- **Your goal**
Locate each line with the string "Relative" in the listing below and copy it.

- **Dataset**
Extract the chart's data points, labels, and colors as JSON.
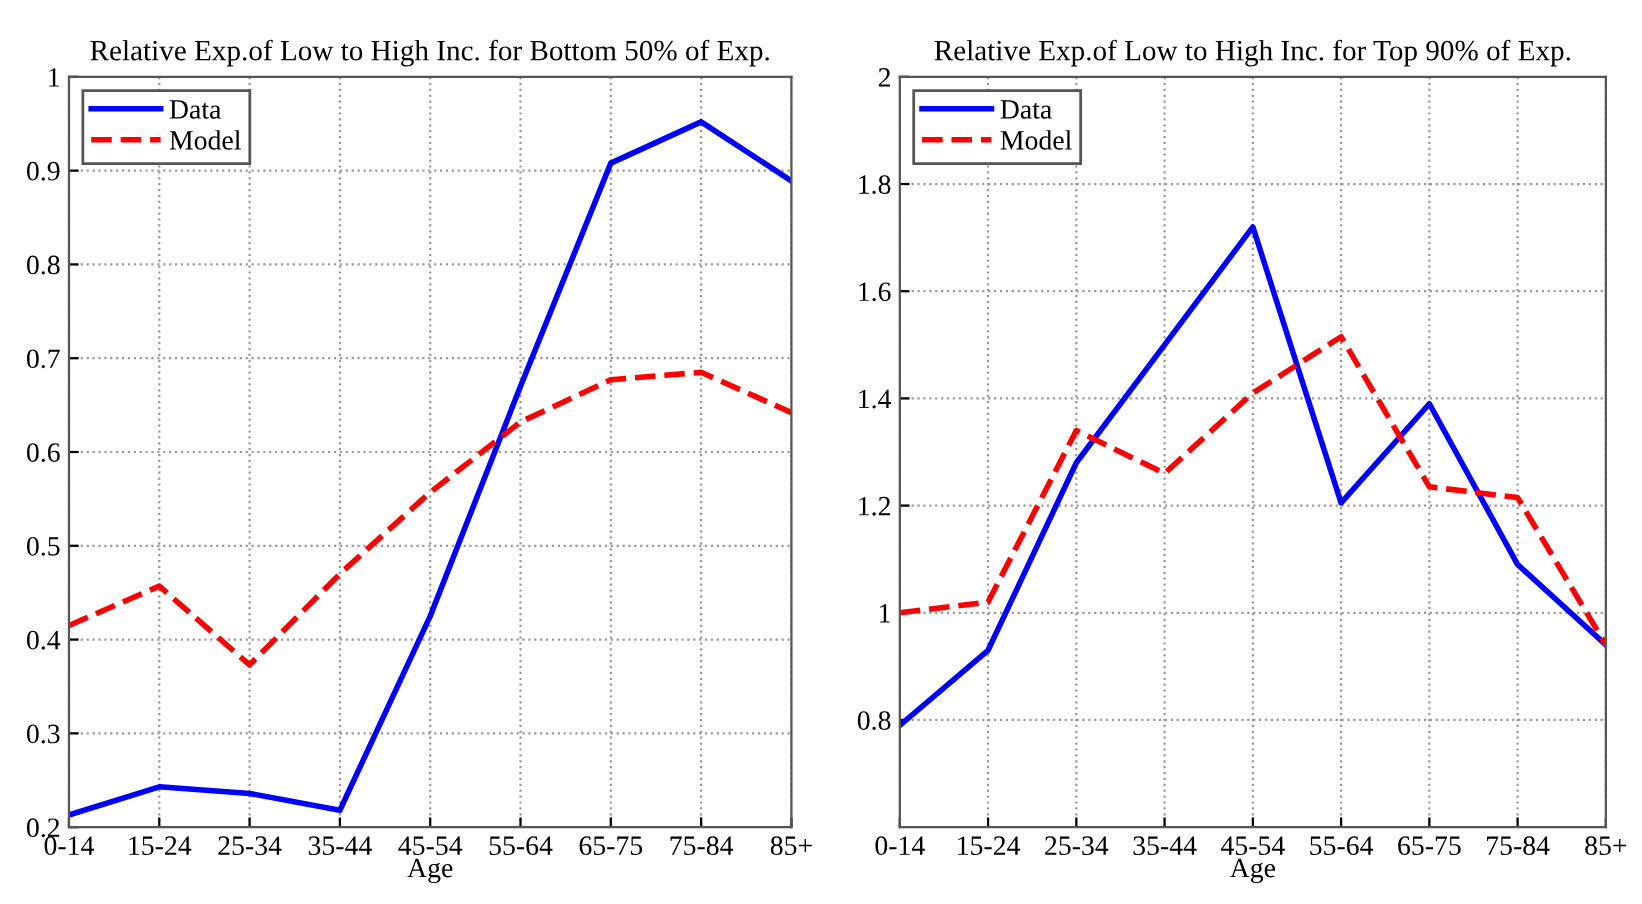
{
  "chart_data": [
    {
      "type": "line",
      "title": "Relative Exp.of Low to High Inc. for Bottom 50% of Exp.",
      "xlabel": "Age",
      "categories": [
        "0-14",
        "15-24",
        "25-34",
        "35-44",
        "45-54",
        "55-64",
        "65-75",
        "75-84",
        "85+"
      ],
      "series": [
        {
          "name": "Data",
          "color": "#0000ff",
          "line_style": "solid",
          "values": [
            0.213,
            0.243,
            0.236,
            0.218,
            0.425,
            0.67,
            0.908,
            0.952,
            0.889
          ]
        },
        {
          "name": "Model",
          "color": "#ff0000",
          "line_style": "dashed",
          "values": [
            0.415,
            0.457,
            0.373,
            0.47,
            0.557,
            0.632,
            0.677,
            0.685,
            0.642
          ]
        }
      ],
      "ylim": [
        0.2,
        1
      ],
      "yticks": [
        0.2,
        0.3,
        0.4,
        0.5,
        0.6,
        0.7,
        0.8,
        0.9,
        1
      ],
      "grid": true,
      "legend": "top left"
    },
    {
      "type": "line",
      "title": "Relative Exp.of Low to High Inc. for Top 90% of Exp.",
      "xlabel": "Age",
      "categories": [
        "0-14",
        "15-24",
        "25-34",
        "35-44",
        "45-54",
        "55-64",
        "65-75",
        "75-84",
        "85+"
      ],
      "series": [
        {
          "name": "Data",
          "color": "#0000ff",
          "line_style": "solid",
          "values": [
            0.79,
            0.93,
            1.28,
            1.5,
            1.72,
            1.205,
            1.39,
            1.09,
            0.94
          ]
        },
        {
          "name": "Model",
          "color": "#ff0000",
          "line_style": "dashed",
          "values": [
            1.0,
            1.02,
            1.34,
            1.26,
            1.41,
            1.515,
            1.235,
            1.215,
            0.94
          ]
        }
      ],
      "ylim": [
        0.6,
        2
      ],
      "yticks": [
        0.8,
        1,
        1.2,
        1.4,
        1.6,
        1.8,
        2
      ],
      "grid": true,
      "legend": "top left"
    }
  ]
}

* * *

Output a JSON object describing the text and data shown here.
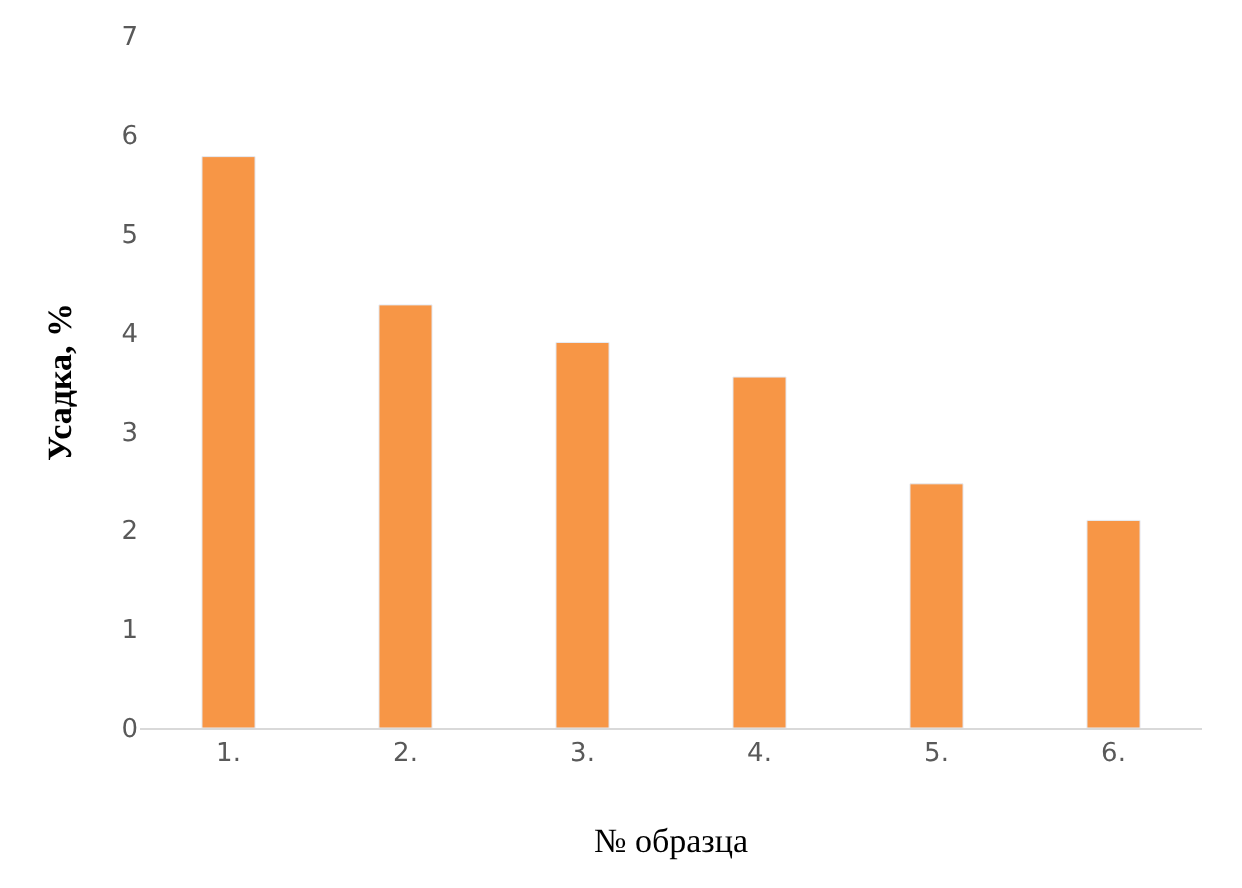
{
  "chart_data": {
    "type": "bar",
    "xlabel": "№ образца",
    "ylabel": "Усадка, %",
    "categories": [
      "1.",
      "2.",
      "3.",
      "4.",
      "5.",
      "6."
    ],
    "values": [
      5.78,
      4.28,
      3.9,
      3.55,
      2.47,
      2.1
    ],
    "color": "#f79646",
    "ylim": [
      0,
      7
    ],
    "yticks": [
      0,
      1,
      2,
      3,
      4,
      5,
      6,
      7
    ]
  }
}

- **Answer for this exercise**
      "title": "Relative Exp.of Low to High Inc. for Bottom 50% of Exp.",
      "title": "Relative Exp.of Low to High Inc. for Top 90% of Exp.",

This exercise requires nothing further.